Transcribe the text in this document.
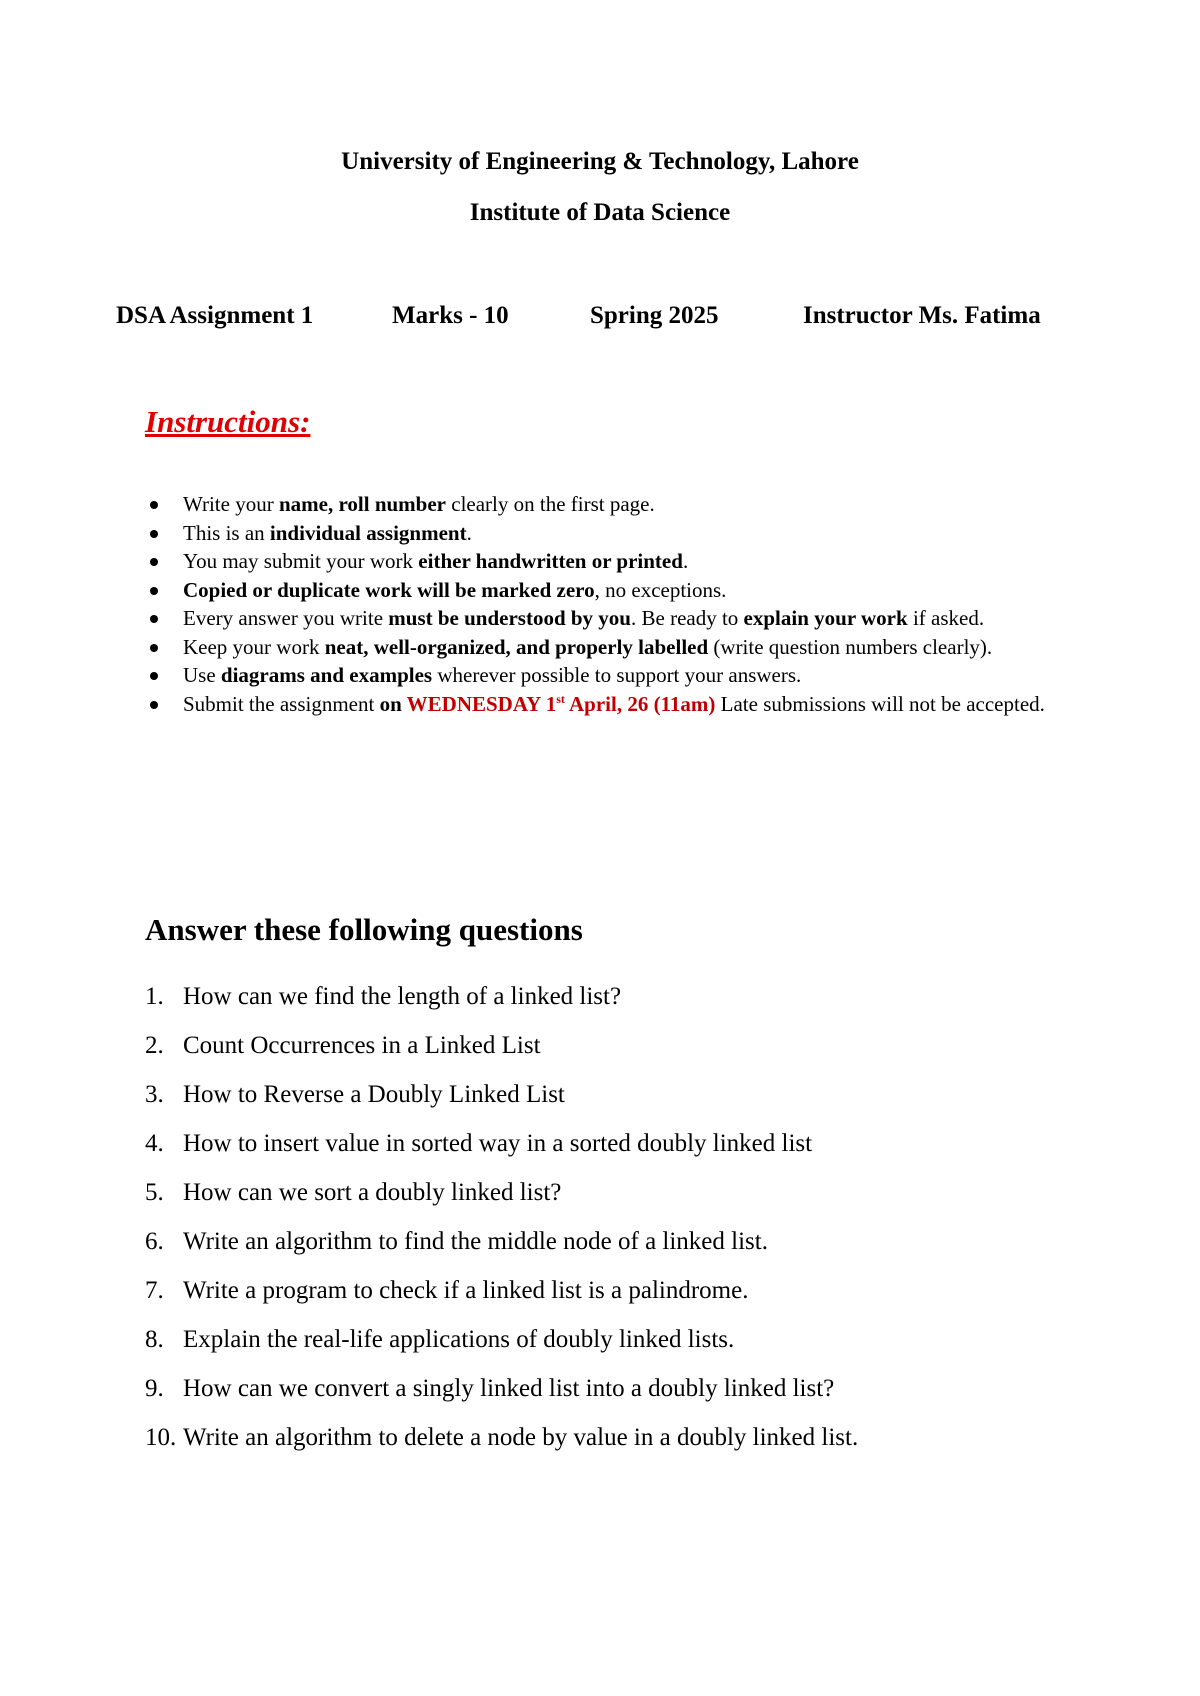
University of Engineering & Technology, Lahore
Institute of Data Science
DSA Assignment 1	Marks - 10	Spring 2025	Instructor Ms. Fatima
Instructions:
Write your name, roll number clearly on the first page.
This is an individual assignment.
You may submit your work either handwritten or printed.
Copied or duplicate work will be marked zero, no exceptions.
Every answer you write must be understood by you. Be ready to explain your work if asked.
Keep your work neat, well-organized, and properly labelled (write question numbers clearly).
Use diagrams and examples wherever possible to support your answers.
Submit the assignment on WEDNESDAY 1st April, 26 (11am) Late submissions will not be accepted.
Answer these following questions
1. How can we find the length of a linked list?
2. Count Occurrences in a Linked List
3. How to Reverse a Doubly Linked List
4. How to insert value in sorted way in a sorted doubly linked list
5. How can we sort a doubly linked list?
6. Write an algorithm to find the middle node of a linked list.
7. Write a program to check if a linked list is a palindrome.
8. Explain the real-life applications of doubly linked lists.
9. How can we convert a singly linked list into a doubly linked list?
10. Write an algorithm to delete a node by value in a doubly linked list.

_____

Task objective:
Return all of the entries exactly as written, but drop any pictures they hold.

Solved exercise:
Transcribe the text in this document.
University of Engineering & Technology, Lahore
Institute of Data Science
DSA Assignment 1	Marks - 10	Spring 2025	Instructor Ms. Fatima
Instructions:
Write your name, roll number clearly on the first page.
This is an individual assignment.
You may submit your work either handwritten or printed.
Copied or duplicate work will be marked zero, no exceptions.
Every answer you write must be understood by you. Be ready to explain your work if asked.
Keep your work neat, well-organized, and properly labelled (write question numbers clearly).
Use diagrams and examples wherever possible to support your answers.
Submit the assignment on WEDNESDAY 1st April, 26 (11am) Late submissions will not be accepted.
Answer these following questions
1. How can we find the length of a linked list?
2. Count Occurrences in a Linked List
3. How to Reverse a Doubly Linked List
4. How to insert value in sorted way in a sorted doubly linked list
5. How can we sort a doubly linked list?
6. Write an algorithm to find the middle node of a linked list.
7. Write a program to check if a linked list is a palindrome.
8. Explain the real-life applications of doubly linked lists.
9. How can we convert a singly linked list into a doubly linked list?
10. Write an algorithm to delete a node by value in a doubly linked list.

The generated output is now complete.